THE REQUEST:
Leave out the pictures and copy each record below exactly.

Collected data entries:
* * * * * * *
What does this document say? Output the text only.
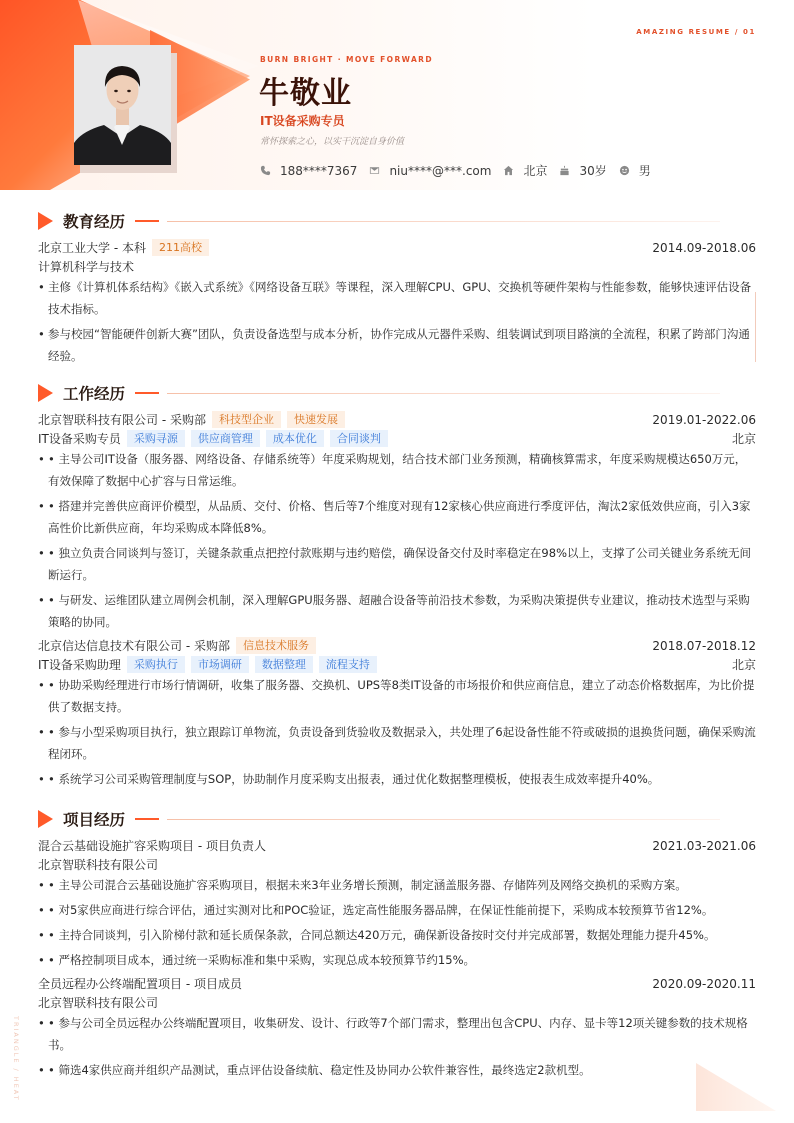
AMAZING RESUME / 01
BURN BRIGHT · MOVE FORWARD
牛敬业
IT设备采购专员
常怀探索之心，以实干沉淀自身价值
188****7367	niu****@***.com	北京	30岁	男
教育经历
北京工业大学 - 本科	211高校	2014.09-2018.06
计算机科学与技术
• 主修《计算机体系结构》《嵌入式系统》《网络设备互联》等课程，深入理解CPU、GPU、交换机等硬件架构与性能参数，能够快速评估设备技术指标。
• 参与校园“智能硬件创新大赛”团队，负责设备选型与成本分析，协作完成从元器件采购、组装调试到项目路演的全流程，积累了跨部门沟通经验。
工作经历
北京智联科技有限公司 - 采购部	科技型企业	快速发展	2019.01-2022.06
IT设备采购专员	采购寻源	供应商管理	成本优化	合同谈判	北京
• • 主导公司IT设备（服务器、网络设备、存储系统等）年度采购规划，结合技术部门业务预测，精确核算需求，年度采购规模达650万元，有效保障了数据中心扩容与日常运维。
• • 搭建并完善供应商评价模型，从品质、交付、价格、售后等7个维度对现有12家核心供应商进行季度评估，淘汰2家低效供应商，引入3家高性价比新供应商，年均采购成本降低8%。
• • 独立负责合同谈判与签订，关键条款重点把控付款账期与违约赔偿，确保设备交付及时率稳定在98%以上，支撑了公司关键业务系统无间断运行。
• • 与研发、运维团队建立周例会机制，深入理解GPU服务器、超融合设备等前沿技术参数，为采购决策提供专业建议，推动技术选型与采购策略的协同。
北京信达信息技术有限公司 - 采购部	信息技术服务	2018.07-2018.12
IT设备采购助理	采购执行	市场调研	数据整理	流程支持	北京
• • 协助采购经理进行市场行情调研，收集了服务器、交换机、UPS等8类IT设备的市场报价和供应商信息，建立了动态价格数据库，为比价提供了数据支持。
• • 参与小型采购项目执行，独立跟踪订单物流，负责设备到货验收及数据录入，共处理了6起设备性能不符或破损的退换货问题，确保采购流程闭环。
• • 系统学习公司采购管理制度与SOP，协助制作月度采购支出报表，通过优化数据整理模板，使报表生成效率提升40%。
项目经历
混合云基础设施扩容采购项目 - 项目负责人	2021.03-2021.06
北京智联科技有限公司
• • 主导公司混合云基础设施扩容采购项目，根据未来3年业务增长预测，制定涵盖服务器、存储阵列及网络交换机的采购方案。
• • 对5家供应商进行综合评估，通过实测对比和POC验证，选定高性能服务器品牌，在保证性能前提下，采购成本较预算节省12%。
• • 主持合同谈判，引入阶梯付款和延长质保条款，合同总额达420万元，确保新设备按时交付并完成部署，数据处理能力提升45%。
• • 严格控制项目成本，通过统一采购标准和集中采购，实现总成本较预算节约15%。
全员远程办公终端配置项目 - 项目成员	2020.09-2020.11
北京智联科技有限公司
• • 参与公司全员远程办公终端配置项目，收集研发、设计、行政等7个部门需求，整理出包含CPU、内存、显卡等12项关键参数的技术规格书。
• • 筛选4家供应商并组织产品测试，重点评估设备续航、稳定性及协同办公软件兼容性，最终选定2款机型。
TRIANGLE / HEAT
* * * * * * *
FINISHED TASK:
What does this document say? Output the text only.
AMAZING RESUME / 01
BURN BRIGHT · MOVE FORWARD
牛敬业
IT设备采购专员
常怀探索之心，以实干沉淀自身价值
188****7367	niu****@***.com	北京	30岁	男
教育经历
北京工业大学 - 本科	211高校	2014.09-2018.06
计算机科学与技术
• 主修《计算机体系结构》《嵌入式系统》《网络设备互联》等课程，深入理解CPU、GPU、交换机等硬件架构与性能参数，能够快速评估设备技术指标。
• 参与校园“智能硬件创新大赛”团队，负责设备选型与成本分析，协作完成从元器件采购、组装调试到项目路演的全流程，积累了跨部门沟通经验。
工作经历
北京智联科技有限公司 - 采购部	科技型企业	快速发展	2019.01-2022.06
IT设备采购专员	采购寻源	供应商管理	成本优化	合同谈判	北京
• • 主导公司IT设备（服务器、网络设备、存储系统等）年度采购规划，结合技术部门业务预测，精确核算需求，年度采购规模达650万元，有效保障了数据中心扩容与日常运维。
• • 搭建并完善供应商评价模型，从品质、交付、价格、售后等7个维度对现有12家核心供应商进行季度评估，淘汰2家低效供应商，引入3家高性价比新供应商，年均采购成本降低8%。
• • 独立负责合同谈判与签订，关键条款重点把控付款账期与违约赔偿，确保设备交付及时率稳定在98%以上，支撑了公司关键业务系统无间断运行。
• • 与研发、运维团队建立周例会机制，深入理解GPU服务器、超融合设备等前沿技术参数，为采购决策提供专业建议，推动技术选型与采购策略的协同。
北京信达信息技术有限公司 - 采购部	信息技术服务	2018.07-2018.12
IT设备采购助理	采购执行	市场调研	数据整理	流程支持	北京
• • 协助采购经理进行市场行情调研，收集了服务器、交换机、UPS等8类IT设备的市场报价和供应商信息，建立了动态价格数据库，为比价提供了数据支持。
• • 参与小型采购项目执行，独立跟踪订单物流，负责设备到货验收及数据录入，共处理了6起设备性能不符或破损的退换货问题，确保采购流程闭环。
• • 系统学习公司采购管理制度与SOP，协助制作月度采购支出报表，通过优化数据整理模板，使报表生成效率提升40%。
项目经历
混合云基础设施扩容采购项目 - 项目负责人	2021.03-2021.06
北京智联科技有限公司
• • 主导公司混合云基础设施扩容采购项目，根据未来3年业务增长预测，制定涵盖服务器、存储阵列及网络交换机的采购方案。
• • 对5家供应商进行综合评估，通过实测对比和POC验证，选定高性能服务器品牌，在保证性能前提下，采购成本较预算节省12%。
• • 主持合同谈判，引入阶梯付款和延长质保条款，合同总额达420万元，确保新设备按时交付并完成部署，数据处理能力提升45%。
• • 严格控制项目成本，通过统一采购标准和集中采购，实现总成本较预算节约15%。
全员远程办公终端配置项目 - 项目成员	2020.09-2020.11
北京智联科技有限公司
• • 参与公司全员远程办公终端配置项目，收集研发、设计、行政等7个部门需求，整理出包含CPU、内存、显卡等12项关键参数的技术规格书。
• • 筛选4家供应商并组织产品测试，重点评估设备续航、稳定性及协同办公软件兼容性，最终选定2款机型。
TRIANGLE / HEAT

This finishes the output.